===== GIVEN PASSAGE
A judgment shall enter in the county court declaring the rights of the parties consistent with this opinion.

So ordered.

Pursuant to 211 Code Mass. Regs. § 47 (1980), a fourth plan, Medex 1, is no longer offered to subscribers. Those who purchased Medex 1 coverage before 1980 were permitted to maintain their insurance coverage under that plan. Medex 1 now covers 4,524 subscribers.

Residents may be newly eligible through either of two circumstances. 1. They may be newly eligible for medicare benefits. Generally, reaching age sixty-five and retiring from work are the qualifications to become eligible. See 42 U.S.C. § 1395c (1982). 2. They may be medicare-eligible new residents of Massachusetts. The ninety-day enrollment period is open to new residents only if they were enrolled in a Blue Cross and Blue Shield plan outside Massachusetts.

General Laws c. 176B, § 5, contains identical language except that the introductory modifier “any” is not present in c. 176B. Since the only corporations organized under the two statutes are Blue Cross and Blue Shield, the deletion of the modifier “any” is of no consequence in this case.

See G. L. c. 231 A, §§ 1,2 (1984 ed.). A parallel action brought in the Superior Court pursuant to G. L. c. 176B, § 12 (1984 ed.), was transferred and consolidated with this action by a single justice of this court pursuant Jo G. L. c. 211, § 4A (1984 ed.).

General Laws c. 4, § 6, provides, in part: “ Words importing the singular number may extend and be applied to several persons or things, words importing the plural number may include the singular.”

The reason advanced by Blue Cross and Blue Shield to justify their proposal not to offer open enrollment to Medex 3 is not consistent with the legislative intent. Blue Cross and Blue Shield based their decision in part on the increased costs to Blue Cross and Blue Shield of providing Medex 3 coverage. The Legislature provided a mechanism to assure that costs will be within the resources of the insurer. See G. L. c. 176A, § 6, and c. 176B, § 4 (1984 ed.). See also Blue Cross of Mass., Inc. v. Commissioner of Ins., ante 117 (1986) (1985 nongroup rates). Withholding a plan from certain residents of the Commonwealth is not an acceptable substitute for the proper administrative rate approval procedure.

General Laws c. 176B, § 1, also provides distinct definitions for the words “medical service corporation” and “nonprofit medical service plan.” This buttresses our view that the word “subscriber” is related to a plan and not to a corporation such as Blue Cross or Blue Shield.
==========
===== DATASET
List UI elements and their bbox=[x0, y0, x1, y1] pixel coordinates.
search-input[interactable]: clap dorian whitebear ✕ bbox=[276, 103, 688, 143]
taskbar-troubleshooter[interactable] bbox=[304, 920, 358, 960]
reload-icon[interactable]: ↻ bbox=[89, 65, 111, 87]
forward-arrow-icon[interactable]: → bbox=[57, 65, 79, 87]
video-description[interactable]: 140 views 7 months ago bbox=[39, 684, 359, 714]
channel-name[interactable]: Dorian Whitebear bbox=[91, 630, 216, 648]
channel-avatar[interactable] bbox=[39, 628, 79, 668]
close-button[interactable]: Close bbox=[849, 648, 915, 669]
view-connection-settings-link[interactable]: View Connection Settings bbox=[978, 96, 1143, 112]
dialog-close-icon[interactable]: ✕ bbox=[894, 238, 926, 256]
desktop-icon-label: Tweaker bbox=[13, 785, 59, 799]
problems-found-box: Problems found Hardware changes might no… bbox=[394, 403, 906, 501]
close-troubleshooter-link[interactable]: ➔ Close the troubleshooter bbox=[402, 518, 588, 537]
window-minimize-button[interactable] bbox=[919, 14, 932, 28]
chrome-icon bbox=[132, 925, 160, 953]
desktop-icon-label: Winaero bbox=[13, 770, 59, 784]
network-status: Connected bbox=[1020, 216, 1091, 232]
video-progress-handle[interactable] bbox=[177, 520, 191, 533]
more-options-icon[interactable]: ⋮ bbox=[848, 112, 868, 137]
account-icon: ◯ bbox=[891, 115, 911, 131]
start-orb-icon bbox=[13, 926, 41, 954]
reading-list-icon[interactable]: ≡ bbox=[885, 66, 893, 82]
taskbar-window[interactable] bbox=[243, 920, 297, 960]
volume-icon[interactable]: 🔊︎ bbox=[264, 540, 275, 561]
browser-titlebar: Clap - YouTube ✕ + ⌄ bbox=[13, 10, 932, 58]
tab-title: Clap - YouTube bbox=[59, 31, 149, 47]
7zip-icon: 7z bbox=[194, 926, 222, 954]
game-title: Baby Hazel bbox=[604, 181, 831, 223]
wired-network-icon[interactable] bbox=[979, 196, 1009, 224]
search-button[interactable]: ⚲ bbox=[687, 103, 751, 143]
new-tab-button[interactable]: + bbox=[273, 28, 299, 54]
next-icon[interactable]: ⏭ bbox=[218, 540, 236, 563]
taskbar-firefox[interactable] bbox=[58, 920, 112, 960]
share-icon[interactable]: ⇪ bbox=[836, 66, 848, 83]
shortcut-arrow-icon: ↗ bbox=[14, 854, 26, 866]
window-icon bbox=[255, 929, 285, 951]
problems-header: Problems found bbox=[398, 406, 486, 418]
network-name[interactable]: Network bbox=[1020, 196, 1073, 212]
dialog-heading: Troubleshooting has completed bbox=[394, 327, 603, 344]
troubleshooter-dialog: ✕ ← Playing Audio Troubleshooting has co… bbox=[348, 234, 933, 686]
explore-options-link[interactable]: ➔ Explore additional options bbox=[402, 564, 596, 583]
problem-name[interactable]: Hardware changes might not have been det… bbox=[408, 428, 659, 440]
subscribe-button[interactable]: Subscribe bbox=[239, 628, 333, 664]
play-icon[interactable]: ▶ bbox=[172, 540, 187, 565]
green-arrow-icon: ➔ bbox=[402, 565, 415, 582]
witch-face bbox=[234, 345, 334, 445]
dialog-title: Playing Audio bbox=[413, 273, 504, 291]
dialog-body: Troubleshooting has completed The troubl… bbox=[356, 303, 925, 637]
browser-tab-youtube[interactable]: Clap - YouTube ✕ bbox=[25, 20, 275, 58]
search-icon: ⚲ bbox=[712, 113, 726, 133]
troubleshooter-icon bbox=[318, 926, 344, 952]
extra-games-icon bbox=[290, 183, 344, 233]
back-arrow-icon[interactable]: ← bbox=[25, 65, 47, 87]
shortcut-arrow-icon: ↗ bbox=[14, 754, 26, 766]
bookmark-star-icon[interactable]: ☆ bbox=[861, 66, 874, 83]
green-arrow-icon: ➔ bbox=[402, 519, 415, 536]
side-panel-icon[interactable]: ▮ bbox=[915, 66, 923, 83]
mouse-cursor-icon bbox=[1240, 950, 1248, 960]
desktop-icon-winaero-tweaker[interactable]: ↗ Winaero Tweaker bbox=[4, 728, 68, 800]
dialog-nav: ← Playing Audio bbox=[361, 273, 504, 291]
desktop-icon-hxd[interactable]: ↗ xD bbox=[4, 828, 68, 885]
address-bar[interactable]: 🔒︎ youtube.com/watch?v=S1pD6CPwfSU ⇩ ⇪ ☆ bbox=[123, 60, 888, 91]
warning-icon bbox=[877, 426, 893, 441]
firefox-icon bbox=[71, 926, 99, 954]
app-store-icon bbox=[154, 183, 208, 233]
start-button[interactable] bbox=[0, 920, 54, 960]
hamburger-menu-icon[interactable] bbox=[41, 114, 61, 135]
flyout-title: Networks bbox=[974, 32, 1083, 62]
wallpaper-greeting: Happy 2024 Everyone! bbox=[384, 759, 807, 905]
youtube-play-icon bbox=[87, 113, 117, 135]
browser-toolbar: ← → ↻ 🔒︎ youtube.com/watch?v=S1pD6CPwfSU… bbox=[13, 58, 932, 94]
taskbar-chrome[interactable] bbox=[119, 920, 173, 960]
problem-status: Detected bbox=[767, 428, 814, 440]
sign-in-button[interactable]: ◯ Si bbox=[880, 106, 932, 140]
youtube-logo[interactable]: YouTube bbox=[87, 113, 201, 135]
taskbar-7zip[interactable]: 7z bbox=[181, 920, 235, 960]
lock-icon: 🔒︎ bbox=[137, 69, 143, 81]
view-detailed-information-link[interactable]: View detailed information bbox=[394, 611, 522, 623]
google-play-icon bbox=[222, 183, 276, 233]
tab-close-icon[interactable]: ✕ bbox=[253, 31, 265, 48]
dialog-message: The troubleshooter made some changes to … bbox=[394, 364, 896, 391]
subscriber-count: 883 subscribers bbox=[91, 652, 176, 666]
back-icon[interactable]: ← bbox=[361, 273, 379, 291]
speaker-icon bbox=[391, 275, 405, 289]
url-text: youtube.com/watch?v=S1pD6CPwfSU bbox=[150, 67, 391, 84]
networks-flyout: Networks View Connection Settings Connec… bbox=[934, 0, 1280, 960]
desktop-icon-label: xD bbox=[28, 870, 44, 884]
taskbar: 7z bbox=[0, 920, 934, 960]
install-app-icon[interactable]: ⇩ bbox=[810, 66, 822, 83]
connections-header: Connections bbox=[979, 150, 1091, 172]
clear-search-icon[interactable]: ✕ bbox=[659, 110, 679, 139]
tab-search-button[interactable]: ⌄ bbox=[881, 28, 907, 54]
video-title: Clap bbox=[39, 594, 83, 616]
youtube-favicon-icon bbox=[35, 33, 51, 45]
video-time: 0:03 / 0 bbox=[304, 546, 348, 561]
==========
#### EXERCISE DETAILS
Return the part of the legal opinion that begins at the words "Pursuant to 211" and stops after the words "plan outside Massachusetts.", copied with no changes.

#### SOLUTION TO THIS TASK
Pursuant to 211 Code Mass. Regs. § 47 (1980), a fourth plan, Medex 1, is no longer offered to subscribers. Those who purchased Medex 1 coverage before 1980 were permitted to maintain their insurance coverage under that plan. Medex 1 now covers 4,524 subscribers.

Residents may be newly eligible through either of two circumstances. 1. They may be newly eligible for medicare benefits. Generally, reaching age sixty-five and retiring from work are the qualifications to become eligible. See 42 U.S.C. § 1395c (1982). 2. They may be medicare-eligible new residents of Massachusetts. The ninety-day enrollment period is open to new residents only if they were enrolled in a Blue Cross and Blue Shield plan outside Massachusetts.